What is expected:
Go through the records underneath and write each one out again exactly.

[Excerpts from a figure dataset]
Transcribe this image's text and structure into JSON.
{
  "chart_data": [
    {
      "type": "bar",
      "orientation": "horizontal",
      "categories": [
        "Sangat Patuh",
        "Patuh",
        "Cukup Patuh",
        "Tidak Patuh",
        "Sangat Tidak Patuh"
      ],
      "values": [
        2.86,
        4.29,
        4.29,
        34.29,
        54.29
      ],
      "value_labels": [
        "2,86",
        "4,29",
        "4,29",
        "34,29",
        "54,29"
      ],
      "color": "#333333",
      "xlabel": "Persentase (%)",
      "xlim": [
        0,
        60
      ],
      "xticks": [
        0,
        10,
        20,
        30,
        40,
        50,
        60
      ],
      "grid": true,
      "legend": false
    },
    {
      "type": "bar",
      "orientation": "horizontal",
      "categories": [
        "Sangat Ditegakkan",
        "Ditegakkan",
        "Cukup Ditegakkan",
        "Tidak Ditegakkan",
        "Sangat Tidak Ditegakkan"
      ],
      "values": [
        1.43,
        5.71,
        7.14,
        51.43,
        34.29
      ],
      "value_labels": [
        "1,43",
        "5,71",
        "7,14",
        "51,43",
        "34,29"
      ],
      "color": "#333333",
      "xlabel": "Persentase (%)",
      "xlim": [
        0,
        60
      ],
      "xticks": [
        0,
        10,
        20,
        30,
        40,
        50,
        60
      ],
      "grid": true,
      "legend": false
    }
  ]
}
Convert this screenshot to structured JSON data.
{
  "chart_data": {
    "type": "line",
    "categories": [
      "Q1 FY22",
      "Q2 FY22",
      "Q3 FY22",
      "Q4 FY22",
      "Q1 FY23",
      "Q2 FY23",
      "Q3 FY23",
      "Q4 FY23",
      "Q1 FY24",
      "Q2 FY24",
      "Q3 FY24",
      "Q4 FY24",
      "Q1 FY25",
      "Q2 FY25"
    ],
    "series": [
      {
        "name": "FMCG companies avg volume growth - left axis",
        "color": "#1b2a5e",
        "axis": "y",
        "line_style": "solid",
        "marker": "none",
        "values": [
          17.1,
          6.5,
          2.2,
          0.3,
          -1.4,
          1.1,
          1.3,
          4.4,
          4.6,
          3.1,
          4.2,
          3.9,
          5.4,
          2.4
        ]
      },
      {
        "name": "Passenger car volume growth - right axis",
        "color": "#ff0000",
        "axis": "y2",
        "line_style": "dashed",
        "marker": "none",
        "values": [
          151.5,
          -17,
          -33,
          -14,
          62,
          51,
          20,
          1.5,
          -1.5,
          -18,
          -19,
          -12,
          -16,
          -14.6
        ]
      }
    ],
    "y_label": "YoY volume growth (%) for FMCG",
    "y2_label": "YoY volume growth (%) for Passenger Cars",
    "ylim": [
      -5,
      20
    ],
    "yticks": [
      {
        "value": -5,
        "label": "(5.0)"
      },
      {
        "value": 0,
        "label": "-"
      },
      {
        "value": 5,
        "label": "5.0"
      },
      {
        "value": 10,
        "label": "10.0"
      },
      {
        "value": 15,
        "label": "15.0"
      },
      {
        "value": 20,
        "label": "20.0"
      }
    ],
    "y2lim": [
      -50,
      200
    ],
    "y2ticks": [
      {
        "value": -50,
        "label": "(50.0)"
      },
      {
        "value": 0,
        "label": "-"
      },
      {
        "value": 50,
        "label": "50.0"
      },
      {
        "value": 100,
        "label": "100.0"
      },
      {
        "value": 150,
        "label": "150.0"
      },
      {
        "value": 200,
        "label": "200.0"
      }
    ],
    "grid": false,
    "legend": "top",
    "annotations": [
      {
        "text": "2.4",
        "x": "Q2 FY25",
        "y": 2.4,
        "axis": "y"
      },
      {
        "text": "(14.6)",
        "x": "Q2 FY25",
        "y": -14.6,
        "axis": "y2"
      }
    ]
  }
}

Exercise answer:
Transcribe this image's text and structure into JSON.
{
  "chart_data": [
    {
      "type": "bar",
      "orientation": "horizontal",
      "categories": [
        "Sangat Patuh",
        "Patuh",
        "Cukup Patuh",
        "Tidak Patuh",
        "Sangat Tidak Patuh"
      ],
      "values": [
        2.86,
        4.29,
        4.29,
        34.29,
        54.29
      ],
      "value_labels": [
        "2,86",
        "4,29",
        "4,29",
        "34,29",
        "54,29"
      ],
      "color": "#333333",
      "xlabel": "Persentase (%)",
      "xlim": [
        0,
        60
      ],
      "xticks": [
        0,
        10,
        20,
        30,
        40,
        50,
        60
      ],
      "grid": true,
      "legend": false
    },
    {
      "type": "bar",
      "orientation": "horizontal",
      "categories": [
        "Sangat Ditegakkan",
        "Ditegakkan",
        "Cukup Ditegakkan",
        "Tidak Ditegakkan",
        "Sangat Tidak Ditegakkan"
      ],
      "values": [
        1.43,
        5.71,
        7.14,
        51.43,
        34.29
      ],
      "value_labels": [
        "1,43",
        "5,71",
        "7,14",
        "51,43",
        "34,29"
      ],
      "color": "#333333",
      "xlabel": "Persentase (%)",
      "xlim": [
        0,
        60
      ],
      "xticks": [
        0,
        10,
        20,
        30,
        40,
        50,
        60
      ],
      "grid": true,
      "legend": false
    }
  ]
}
Convert this screenshot to structured JSON data.
{
  "chart_data": {
    "type": "line",
    "categories": [
      "Q1 FY22",
      "Q2 FY22",
      "Q3 FY22",
      "Q4 FY22",
      "Q1 FY23",
      "Q2 FY23",
      "Q3 FY23",
      "Q4 FY23",
      "Q1 FY24",
      "Q2 FY24",
      "Q3 FY24",
      "Q4 FY24",
      "Q1 FY25",
      "Q2 FY25"
    ],
    "series": [
      {
        "name": "FMCG companies avg volume growth - left axis",
        "color": "#1b2a5e",
        "axis": "y",
        "line_style": "solid",
        "marker": "none",
        "values": [
          17.1,
          6.5,
          2.2,
          0.3,
          -1.4,
          1.1,
          1.3,
          4.4,
          4.6,
          3.1,
          4.2,
          3.9,
          5.4,
          2.4
        ]
      },
      {
        "name": "Passenger car volume growth - right axis",
        "color": "#ff0000",
        "axis": "y2",
        "line_style": "dashed",
        "marker": "none",
        "values": [
          151.5,
          -17,
          -33,
          -14,
          62,
          51,
          20,
          1.5,
          -1.5,
          -18,
          -19,
          -12,
          -16,
          -14.6
        ]
      }
    ],
    "y_label": "YoY volume growth (%) for FMCG",
    "y2_label": "YoY volume growth (%) for Passenger Cars",
    "ylim": [
      -5,
      20
    ],
    "yticks": [
      {
        "value": -5,
        "label": "(5.0)"
      },
      {
        "value": 0,
        "label": "-"
      },
      {
        "value": 5,
        "label": "5.0"
      },
      {
        "value": 10,
        "label": "10.0"
      },
      {
        "value": 15,
        "label": "15.0"
      },
      {
        "value": 20,
        "label": "20.0"
      }
    ],
    "y2lim": [
      -50,
      200
    ],
    "y2ticks": [
      {
        "value": -50,
        "label": "(50.0)"
      },
      {
        "value": 0,
        "label": "-"
      },
      {
        "value": 50,
        "label": "50.0"
      },
      {
        "value": 100,
        "label": "100.0"
      },
      {
        "value": 150,
        "label": "150.0"
      },
      {
        "value": 200,
        "label": "200.0"
      }
    ],
    "grid": false,
    "legend": "top",
    "annotations": [
      {
        "text": "2.4",
        "x": "Q2 FY25",
        "y": 2.4,
        "axis": "y"
      },
      {
        "text": "(14.6)",
        "x": "Q2 FY25",
        "y": -14.6,
        "axis": "y2"
      }
    ]
  }
}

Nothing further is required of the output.